DIRECTIONS:
A: Summarize the Psalm translation passage in two sentences.
B: Rewrite the Psalm translation passage starting at "You want a sitting" and ending at "it again, daily.", putting "course" in place of "pathway".
C: Decide whether each statement agrees with the Psalm translation passage, answering yes or no and quoting the words that settle it: (i) The Douay is a translation of the Vulgate. (ii) The Douay Rheims was first published in 1582. (iii) Theodotus is described as a gnostic.

DOCUMENT PASSAGE:
----
You want a sitting still, fixed sun; but the Scriptures state that the sun races over its appointed pathway, covering the entire heaven, from one end to the other ,and returns to its place and does it again, daily.
The Douay is a translation of the Vulgate which is a translation of the LXX. Saying they all agree isn't much of an argument. Of course they agree. But the Hebrew is says the tent is for the sun.The only sense of the passage is that which the ancients translated it as, from the Hebrew: "in the sun He hath set His tabernacle" [as above referenced in the anti-nicene ]; and "He hath set His taberncalce in the sun"; Douay Rheims Psalm 18:6. http://www.newadvent.org/bible/psa018.htm
"Douay Rheims translated from the Latin Vulgate
Diligently Compared with the Hebrew, Greek,
and Other Editions in Divers Languages
First Published by the English College at Douay
A.D. 1609 & 1610";
So the Septuagint, the Vulgate, the Douay Rheims, all state "HE set His taberncale in the sun"; and the ancient writings of Theodotus [a rambling gnostic] tries to make a different meaning of what He means when He states "In the sun He hath set His tabernacle". That proves that the Scripture was translated from the Hebrew of old times to "He hath set His tabernacle in the sun".
----
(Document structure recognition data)
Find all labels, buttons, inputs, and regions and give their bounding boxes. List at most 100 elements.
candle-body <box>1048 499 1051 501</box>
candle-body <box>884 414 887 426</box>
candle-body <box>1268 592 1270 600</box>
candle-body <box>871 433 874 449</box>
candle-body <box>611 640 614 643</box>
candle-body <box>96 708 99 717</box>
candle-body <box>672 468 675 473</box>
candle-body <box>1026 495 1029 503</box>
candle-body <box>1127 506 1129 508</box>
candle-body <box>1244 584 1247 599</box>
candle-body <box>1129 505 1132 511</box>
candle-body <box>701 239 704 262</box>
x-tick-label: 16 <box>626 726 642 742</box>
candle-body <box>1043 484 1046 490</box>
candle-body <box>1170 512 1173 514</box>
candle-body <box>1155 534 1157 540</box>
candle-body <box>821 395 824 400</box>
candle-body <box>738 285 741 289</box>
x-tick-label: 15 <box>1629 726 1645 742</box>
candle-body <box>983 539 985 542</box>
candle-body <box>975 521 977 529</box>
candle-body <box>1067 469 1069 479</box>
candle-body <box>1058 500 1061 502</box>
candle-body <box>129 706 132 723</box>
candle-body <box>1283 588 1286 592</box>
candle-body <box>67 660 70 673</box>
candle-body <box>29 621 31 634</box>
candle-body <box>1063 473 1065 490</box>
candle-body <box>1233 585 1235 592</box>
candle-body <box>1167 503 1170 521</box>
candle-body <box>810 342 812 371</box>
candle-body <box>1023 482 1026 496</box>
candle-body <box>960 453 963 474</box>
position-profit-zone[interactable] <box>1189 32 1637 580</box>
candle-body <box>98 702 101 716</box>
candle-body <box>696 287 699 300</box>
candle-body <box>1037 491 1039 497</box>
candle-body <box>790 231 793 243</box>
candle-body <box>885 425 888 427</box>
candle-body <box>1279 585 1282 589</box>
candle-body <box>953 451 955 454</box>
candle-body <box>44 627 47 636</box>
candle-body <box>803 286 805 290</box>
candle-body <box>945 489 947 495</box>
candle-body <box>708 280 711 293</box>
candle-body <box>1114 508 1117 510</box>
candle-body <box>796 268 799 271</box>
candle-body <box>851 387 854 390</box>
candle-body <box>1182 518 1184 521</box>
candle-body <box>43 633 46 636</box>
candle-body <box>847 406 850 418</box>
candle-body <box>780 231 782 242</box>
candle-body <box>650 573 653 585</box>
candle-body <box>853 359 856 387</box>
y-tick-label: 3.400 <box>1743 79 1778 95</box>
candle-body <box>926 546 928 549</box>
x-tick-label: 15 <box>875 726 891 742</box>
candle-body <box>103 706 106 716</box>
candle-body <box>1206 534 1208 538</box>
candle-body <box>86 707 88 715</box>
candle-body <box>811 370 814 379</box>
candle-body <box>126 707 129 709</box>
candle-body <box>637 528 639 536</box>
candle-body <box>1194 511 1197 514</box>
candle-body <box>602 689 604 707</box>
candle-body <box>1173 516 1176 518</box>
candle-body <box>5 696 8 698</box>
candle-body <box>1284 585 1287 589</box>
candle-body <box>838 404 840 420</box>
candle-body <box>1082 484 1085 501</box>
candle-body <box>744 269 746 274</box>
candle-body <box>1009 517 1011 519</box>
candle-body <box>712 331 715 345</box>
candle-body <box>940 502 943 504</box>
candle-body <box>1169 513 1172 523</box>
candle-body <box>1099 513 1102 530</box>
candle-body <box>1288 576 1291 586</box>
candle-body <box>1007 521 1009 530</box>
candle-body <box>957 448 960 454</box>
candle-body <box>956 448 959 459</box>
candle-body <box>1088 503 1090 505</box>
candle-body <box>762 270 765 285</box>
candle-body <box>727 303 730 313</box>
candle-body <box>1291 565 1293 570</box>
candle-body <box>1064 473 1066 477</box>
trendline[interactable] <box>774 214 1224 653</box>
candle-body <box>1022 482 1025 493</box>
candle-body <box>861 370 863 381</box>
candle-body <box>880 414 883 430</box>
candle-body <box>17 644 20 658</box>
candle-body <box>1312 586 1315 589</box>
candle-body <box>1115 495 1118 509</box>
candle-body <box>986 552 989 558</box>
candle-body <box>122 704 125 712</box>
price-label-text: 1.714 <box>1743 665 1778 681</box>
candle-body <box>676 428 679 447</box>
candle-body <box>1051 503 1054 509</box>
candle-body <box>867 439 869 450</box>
----
YOUR RESPONSES:
A: The passage contends that Scripture does not describe a fixed sun but one that races over its appointed pathway across the entire heaven and returns to its place daily. It notes that the Septuagint, the Vulgate and the Douay Rheims all state that He set His tabernacle in the sun, and it claims this proves the Scripture was translated that way from the Hebrew of old times.

B:
You want a sitting still, fixed sun; but the Scriptures state that the sun races over its appointed course, covering the entire heaven, from one end to the other ,and returns to its place and does it again, daily.

C:
(i) Yes: "The Douay is a translation of the Vulgate"
(ii) No: "First Published by the English College at Douay A.D. 1609 & 1610"
(iii) Yes: "Theodotus [a rambling gnostic]"